* _Aim_: Below are the records. List every line holding the word "Ambulatory".

## begin Entries supplied

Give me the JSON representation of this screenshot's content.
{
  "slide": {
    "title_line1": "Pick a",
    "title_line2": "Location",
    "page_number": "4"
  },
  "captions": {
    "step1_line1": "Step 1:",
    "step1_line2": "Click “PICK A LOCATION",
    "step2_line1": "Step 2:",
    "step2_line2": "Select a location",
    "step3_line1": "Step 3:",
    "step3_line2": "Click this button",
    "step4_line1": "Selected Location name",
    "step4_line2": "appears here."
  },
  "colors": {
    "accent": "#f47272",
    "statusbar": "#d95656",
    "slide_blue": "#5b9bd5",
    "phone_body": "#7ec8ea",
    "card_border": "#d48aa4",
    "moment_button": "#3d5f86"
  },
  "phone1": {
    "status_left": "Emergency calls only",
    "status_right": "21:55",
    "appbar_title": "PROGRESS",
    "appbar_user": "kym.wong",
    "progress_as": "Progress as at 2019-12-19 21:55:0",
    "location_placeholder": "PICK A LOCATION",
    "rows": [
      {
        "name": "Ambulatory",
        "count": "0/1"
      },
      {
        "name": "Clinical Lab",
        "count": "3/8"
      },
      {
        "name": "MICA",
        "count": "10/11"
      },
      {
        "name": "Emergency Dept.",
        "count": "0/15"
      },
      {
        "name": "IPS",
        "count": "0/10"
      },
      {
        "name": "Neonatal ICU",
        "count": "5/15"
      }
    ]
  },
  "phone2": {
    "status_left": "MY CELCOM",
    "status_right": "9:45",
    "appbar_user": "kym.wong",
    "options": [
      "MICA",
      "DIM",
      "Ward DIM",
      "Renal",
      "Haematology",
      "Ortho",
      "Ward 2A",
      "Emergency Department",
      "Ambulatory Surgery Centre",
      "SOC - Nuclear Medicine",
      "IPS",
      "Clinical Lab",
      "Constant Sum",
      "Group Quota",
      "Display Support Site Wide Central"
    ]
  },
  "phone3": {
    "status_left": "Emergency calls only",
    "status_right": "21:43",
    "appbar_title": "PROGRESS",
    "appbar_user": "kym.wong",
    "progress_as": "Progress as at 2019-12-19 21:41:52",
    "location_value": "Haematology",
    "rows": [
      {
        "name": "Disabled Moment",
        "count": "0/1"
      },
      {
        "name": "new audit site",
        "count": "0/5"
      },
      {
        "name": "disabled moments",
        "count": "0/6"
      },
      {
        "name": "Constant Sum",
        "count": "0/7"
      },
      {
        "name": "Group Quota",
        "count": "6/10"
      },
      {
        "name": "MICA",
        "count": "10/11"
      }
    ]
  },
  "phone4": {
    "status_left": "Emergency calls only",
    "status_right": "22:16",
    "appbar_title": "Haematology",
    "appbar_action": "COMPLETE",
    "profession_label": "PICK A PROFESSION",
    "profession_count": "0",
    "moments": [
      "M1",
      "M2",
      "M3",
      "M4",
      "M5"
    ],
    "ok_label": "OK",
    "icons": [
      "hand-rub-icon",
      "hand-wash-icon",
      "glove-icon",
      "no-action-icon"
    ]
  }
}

## end Entries supplied
## begin Entries supplied

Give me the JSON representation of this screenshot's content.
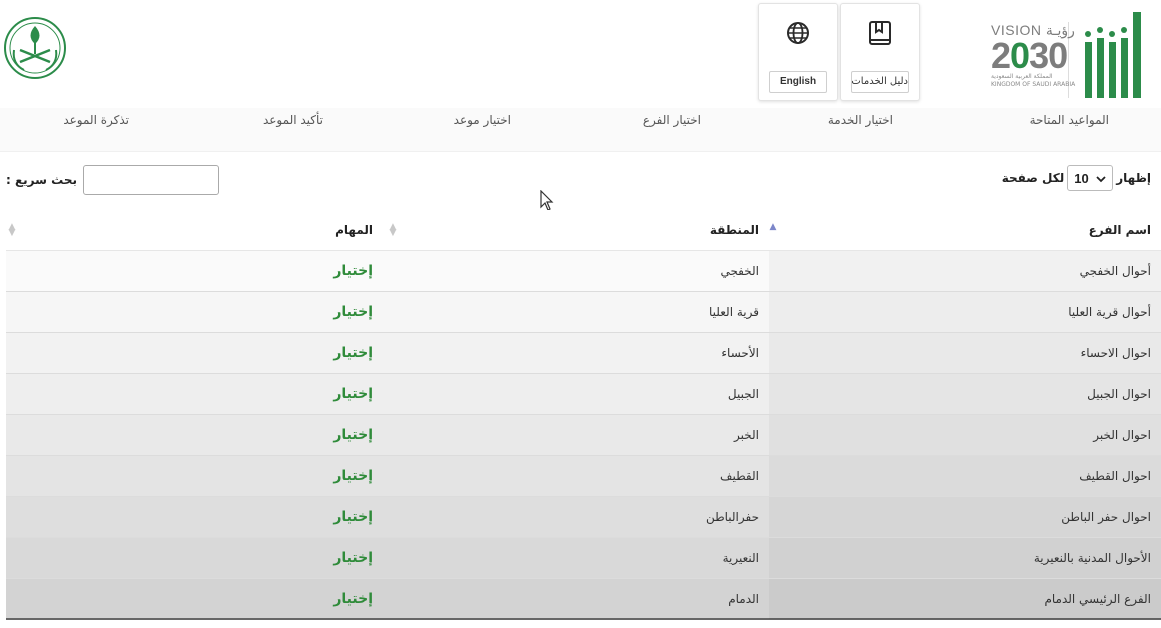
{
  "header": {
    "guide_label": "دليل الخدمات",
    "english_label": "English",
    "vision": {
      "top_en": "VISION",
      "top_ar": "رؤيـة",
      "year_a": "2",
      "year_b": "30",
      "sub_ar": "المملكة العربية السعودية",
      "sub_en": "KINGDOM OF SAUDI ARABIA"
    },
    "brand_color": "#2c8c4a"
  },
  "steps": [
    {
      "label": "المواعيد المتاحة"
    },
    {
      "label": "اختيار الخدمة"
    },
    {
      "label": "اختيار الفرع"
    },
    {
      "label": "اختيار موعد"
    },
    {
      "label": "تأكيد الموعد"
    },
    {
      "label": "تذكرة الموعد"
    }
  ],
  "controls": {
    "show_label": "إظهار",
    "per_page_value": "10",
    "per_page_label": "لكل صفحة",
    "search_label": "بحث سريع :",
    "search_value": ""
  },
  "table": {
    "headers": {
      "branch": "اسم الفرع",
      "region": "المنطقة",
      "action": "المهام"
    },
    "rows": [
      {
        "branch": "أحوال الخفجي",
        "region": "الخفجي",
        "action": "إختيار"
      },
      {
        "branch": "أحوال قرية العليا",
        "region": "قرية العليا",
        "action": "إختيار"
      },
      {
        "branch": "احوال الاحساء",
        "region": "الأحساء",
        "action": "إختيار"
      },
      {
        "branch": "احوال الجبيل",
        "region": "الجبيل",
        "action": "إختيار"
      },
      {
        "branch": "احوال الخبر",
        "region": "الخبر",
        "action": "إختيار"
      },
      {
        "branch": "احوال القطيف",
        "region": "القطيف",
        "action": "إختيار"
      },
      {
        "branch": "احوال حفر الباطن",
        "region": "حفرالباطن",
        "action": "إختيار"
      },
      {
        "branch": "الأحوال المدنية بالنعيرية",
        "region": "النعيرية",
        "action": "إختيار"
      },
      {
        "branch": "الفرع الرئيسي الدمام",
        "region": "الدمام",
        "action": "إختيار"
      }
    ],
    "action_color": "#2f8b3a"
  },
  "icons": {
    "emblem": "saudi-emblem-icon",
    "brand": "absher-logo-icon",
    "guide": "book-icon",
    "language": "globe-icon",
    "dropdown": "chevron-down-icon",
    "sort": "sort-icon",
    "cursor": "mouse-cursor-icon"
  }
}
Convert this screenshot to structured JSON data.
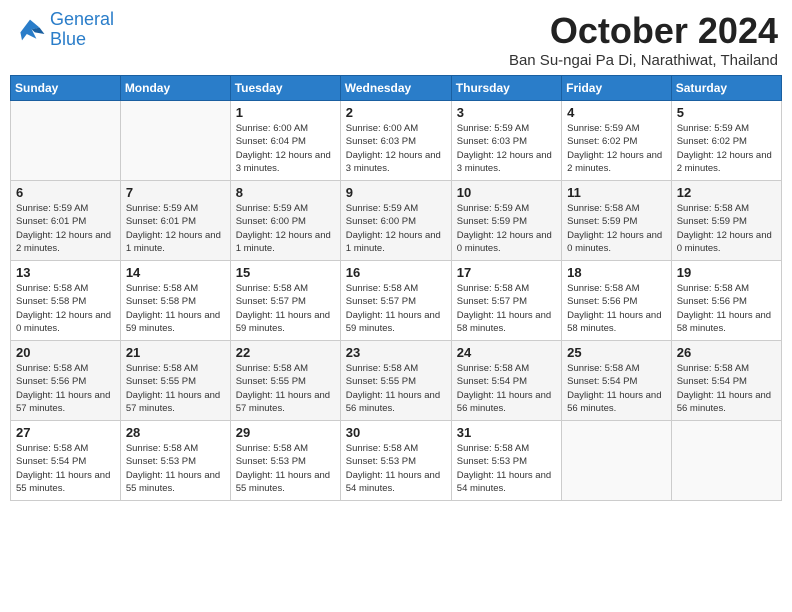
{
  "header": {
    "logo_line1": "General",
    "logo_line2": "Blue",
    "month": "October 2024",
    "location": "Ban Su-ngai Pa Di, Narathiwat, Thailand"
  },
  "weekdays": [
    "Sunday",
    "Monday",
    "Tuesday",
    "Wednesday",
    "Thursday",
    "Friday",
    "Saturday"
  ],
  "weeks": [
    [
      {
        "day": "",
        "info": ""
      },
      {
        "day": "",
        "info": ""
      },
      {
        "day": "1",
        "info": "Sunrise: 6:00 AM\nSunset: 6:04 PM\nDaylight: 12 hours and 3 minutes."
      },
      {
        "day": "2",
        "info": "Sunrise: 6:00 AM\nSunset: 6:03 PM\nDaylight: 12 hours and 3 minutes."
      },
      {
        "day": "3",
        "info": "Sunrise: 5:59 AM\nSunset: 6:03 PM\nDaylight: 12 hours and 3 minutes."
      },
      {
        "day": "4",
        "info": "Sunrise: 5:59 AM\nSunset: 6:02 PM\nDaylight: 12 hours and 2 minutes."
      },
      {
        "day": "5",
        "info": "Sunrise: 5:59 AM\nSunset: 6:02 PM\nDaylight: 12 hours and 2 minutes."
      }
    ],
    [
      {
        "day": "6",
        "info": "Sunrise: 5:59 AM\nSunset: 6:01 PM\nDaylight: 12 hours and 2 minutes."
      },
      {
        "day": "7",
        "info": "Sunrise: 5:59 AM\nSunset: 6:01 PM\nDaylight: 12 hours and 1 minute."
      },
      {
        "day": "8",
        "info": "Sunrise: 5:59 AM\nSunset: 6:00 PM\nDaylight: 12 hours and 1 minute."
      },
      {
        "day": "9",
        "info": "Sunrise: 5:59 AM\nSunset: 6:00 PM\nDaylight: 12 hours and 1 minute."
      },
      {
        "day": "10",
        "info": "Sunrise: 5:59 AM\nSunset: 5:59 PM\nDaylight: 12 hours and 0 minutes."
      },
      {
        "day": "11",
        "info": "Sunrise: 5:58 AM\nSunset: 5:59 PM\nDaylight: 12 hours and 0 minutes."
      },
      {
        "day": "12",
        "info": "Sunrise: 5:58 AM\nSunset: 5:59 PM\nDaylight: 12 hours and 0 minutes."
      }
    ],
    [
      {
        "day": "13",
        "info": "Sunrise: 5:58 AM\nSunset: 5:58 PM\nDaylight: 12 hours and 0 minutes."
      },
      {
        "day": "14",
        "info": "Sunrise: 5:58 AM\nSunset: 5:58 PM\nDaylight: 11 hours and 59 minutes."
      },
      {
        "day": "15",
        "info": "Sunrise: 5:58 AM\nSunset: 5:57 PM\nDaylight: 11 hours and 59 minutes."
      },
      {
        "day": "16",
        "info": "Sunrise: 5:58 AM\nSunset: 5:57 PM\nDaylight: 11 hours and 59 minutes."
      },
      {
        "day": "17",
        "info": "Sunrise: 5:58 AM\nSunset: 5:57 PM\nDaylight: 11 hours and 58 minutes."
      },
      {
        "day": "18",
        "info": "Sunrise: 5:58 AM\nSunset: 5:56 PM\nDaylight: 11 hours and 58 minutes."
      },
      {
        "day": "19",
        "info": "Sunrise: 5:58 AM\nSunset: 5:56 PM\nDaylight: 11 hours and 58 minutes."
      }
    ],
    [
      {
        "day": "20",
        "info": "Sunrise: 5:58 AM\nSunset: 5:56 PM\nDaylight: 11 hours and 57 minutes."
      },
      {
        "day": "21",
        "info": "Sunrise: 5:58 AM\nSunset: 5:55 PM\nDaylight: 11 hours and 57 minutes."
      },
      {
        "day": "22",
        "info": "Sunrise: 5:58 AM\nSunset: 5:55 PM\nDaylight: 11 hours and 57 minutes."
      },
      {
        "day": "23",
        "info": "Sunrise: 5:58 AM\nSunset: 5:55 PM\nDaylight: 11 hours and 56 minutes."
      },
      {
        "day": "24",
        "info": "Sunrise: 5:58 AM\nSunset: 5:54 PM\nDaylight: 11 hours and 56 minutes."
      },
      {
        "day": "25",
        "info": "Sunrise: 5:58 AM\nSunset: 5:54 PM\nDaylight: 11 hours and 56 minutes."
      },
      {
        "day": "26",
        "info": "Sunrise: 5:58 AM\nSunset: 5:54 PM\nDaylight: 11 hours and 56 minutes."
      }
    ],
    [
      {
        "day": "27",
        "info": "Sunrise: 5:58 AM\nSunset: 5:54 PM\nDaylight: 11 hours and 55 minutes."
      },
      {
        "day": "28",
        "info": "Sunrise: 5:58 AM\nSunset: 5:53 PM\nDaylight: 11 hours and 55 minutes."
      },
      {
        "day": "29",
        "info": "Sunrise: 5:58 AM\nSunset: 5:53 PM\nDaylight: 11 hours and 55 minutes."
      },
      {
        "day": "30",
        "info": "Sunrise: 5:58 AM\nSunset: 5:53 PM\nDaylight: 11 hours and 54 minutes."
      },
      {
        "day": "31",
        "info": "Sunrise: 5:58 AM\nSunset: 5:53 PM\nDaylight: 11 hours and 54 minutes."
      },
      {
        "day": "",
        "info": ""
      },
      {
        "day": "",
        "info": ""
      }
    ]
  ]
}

## end Entries supplied

* _The reply_:
        "name": "Ambulatory",
      "Ambulatory Surgery Centre",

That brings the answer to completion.